— begin —

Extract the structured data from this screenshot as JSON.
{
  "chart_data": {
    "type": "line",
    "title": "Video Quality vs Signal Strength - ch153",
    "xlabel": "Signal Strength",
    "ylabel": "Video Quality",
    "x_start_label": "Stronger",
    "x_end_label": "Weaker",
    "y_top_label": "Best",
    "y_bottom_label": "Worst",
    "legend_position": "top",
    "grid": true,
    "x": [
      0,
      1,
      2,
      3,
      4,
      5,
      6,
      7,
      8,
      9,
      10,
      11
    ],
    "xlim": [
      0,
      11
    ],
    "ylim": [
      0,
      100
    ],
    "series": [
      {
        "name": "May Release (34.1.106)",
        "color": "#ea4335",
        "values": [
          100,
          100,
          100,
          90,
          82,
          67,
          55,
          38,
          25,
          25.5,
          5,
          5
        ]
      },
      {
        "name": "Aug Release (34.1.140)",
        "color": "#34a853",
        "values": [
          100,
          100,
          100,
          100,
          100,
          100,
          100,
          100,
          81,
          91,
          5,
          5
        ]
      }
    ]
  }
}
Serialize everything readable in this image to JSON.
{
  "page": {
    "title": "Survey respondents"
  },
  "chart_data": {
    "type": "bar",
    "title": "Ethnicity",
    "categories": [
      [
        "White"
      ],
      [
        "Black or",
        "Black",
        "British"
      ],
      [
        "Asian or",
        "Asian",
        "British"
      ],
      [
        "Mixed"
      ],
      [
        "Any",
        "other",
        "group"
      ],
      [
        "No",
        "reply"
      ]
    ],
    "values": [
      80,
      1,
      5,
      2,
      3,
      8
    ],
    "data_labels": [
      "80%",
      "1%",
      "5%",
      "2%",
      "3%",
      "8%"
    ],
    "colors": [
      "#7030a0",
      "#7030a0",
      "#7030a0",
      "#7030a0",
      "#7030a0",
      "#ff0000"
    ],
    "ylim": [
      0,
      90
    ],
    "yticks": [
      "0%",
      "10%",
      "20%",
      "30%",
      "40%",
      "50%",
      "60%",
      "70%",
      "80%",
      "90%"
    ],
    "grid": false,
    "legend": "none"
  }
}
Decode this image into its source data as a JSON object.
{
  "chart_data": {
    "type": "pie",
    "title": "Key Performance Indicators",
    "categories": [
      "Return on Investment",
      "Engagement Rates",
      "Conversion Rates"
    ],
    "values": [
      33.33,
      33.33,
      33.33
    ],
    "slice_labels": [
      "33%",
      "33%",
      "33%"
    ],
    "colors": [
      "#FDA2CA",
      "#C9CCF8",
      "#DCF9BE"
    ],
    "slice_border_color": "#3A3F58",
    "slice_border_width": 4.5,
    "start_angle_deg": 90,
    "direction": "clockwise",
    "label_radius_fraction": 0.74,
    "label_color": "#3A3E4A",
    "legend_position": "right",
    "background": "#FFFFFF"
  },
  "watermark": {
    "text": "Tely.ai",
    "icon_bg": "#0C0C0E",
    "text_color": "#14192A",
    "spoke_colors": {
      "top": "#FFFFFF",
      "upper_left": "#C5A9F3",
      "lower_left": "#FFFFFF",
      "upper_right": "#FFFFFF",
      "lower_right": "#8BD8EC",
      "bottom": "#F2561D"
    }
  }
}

— end —

• GIVEN PROBLEM
All of the entries above should be written out again exactly.

• SOLUTION TO THIS PROBLEM
Extract the structured data from this screenshot as JSON.
{
  "chart_data": {
    "type": "line",
    "title": "Video Quality vs Signal Strength - ch153",
    "xlabel": "Signal Strength",
    "ylabel": "Video Quality",
    "x_start_label": "Stronger",
    "x_end_label": "Weaker",
    "y_top_label": "Best",
    "y_bottom_label": "Worst",
    "legend_position": "top",
    "grid": true,
    "x": [
      0,
      1,
      2,
      3,
      4,
      5,
      6,
      7,
      8,
      9,
      10,
      11
    ],
    "xlim": [
      0,
      11
    ],
    "ylim": [
      0,
      100
    ],
    "series": [
      {
        "name": "May Release (34.1.106)",
        "color": "#ea4335",
        "values": [
          100,
          100,
          100,
          90,
          82,
          67,
          55,
          38,
          25,
          25.5,
          5,
          5
        ]
      },
      {
        "name": "Aug Release (34.1.140)",
        "color": "#34a853",
        "values": [
          100,
          100,
          100,
          100,
          100,
          100,
          100,
          100,
          81,
          91,
          5,
          5
        ]
      }
    ]
  }
}
Serialize everything readable in this image to JSON.
{
  "page": {
    "title": "Survey respondents"
  },
  "chart_data": {
    "type": "bar",
    "title": "Ethnicity",
    "categories": [
      [
        "White"
      ],
      [
        "Black or",
        "Black",
        "British"
      ],
      [
        "Asian or",
        "Asian",
        "British"
      ],
      [
        "Mixed"
      ],
      [
        "Any",
        "other",
        "group"
      ],
      [
        "No",
        "reply"
      ]
    ],
    "values": [
      80,
      1,
      5,
      2,
      3,
      8
    ],
    "data_labels": [
      "80%",
      "1%",
      "5%",
      "2%",
      "3%",
      "8%"
    ],
    "colors": [
      "#7030a0",
      "#7030a0",
      "#7030a0",
      "#7030a0",
      "#7030a0",
      "#ff0000"
    ],
    "ylim": [
      0,
      90
    ],
    "yticks": [
      "0%",
      "10%",
      "20%",
      "30%",
      "40%",
      "50%",
      "60%",
      "70%",
      "80%",
      "90%"
    ],
    "grid": false,
    "legend": "none"
  }
}
Decode this image into its source data as a JSON object.
{
  "chart_data": {
    "type": "pie",
    "title": "Key Performance Indicators",
    "categories": [
      "Return on Investment",
      "Engagement Rates",
      "Conversion Rates"
    ],
    "values": [
      33.33,
      33.33,
      33.33
    ],
    "slice_labels": [
      "33%",
      "33%",
      "33%"
    ],
    "colors": [
      "#FDA2CA",
      "#C9CCF8",
      "#DCF9BE"
    ],
    "slice_border_color": "#3A3F58",
    "slice_border_width": 4.5,
    "start_angle_deg": 90,
    "direction": "clockwise",
    "label_radius_fraction": 0.74,
    "label_color": "#3A3E4A",
    "legend_position": "right",
    "background": "#FFFFFF"
  },
  "watermark": {
    "text": "Tely.ai",
    "icon_bg": "#0C0C0E",
    "text_color": "#14192A",
    "spoke_colors": {
      "top": "#FFFFFF",
      "upper_left": "#C5A9F3",
      "lower_left": "#FFFFFF",
      "upper_right": "#FFFFFF",
      "lower_right": "#8BD8EC",
      "bottom": "#F2561D"
    }
  }
}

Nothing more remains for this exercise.